◆ Objective
Pick out each line containing the string "harmony" and copy it.

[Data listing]
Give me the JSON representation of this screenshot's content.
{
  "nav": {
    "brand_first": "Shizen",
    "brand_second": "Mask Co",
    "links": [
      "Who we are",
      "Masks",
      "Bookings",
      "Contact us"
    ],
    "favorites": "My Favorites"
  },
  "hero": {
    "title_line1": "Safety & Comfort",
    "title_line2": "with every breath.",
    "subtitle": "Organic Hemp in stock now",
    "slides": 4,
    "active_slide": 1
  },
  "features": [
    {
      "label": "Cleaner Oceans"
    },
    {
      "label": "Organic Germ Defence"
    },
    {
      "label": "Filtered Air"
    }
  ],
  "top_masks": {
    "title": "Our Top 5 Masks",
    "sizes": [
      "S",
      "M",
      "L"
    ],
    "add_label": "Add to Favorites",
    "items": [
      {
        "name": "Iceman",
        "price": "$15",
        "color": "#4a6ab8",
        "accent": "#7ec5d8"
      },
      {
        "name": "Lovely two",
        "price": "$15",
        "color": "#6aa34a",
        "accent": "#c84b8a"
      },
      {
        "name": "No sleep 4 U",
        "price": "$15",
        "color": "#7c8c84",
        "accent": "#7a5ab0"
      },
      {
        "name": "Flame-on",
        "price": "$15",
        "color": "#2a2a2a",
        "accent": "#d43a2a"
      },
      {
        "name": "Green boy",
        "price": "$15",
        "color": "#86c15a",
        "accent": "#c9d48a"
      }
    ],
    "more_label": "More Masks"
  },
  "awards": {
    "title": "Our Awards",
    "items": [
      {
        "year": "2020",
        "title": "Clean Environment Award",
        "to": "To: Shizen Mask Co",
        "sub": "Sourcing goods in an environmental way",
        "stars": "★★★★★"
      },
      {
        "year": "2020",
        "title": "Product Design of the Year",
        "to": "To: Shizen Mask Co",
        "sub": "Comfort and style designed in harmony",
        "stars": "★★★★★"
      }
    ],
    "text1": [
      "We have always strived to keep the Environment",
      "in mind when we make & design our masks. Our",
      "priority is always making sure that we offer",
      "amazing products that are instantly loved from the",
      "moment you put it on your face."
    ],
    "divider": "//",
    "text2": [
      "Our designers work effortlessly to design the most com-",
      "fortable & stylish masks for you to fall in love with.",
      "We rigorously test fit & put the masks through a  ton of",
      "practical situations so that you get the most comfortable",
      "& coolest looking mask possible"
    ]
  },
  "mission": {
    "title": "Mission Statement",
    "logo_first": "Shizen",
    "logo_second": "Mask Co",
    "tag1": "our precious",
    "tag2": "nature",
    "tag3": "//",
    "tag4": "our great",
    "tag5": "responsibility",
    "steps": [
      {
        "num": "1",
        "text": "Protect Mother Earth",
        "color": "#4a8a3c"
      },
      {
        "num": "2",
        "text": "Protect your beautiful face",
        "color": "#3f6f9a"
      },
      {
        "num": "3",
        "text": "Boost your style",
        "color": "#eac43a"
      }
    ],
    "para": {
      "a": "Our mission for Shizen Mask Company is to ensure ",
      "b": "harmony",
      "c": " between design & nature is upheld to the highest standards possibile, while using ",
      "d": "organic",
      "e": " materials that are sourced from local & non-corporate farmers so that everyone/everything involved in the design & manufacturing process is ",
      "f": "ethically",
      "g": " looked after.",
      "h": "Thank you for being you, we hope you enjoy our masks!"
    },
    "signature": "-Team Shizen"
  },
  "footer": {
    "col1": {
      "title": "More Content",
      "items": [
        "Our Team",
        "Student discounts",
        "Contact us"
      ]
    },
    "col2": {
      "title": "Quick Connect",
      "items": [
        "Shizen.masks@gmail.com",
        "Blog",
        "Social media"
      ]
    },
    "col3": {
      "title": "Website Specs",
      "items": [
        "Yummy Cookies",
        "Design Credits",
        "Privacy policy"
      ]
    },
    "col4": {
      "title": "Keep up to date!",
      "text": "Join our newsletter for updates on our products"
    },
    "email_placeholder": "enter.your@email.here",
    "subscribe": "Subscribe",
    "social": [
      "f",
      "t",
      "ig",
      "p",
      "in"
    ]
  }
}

◆ Finished task
        "sub": "Comfort and style designed in harmony",
      "b": "harmony",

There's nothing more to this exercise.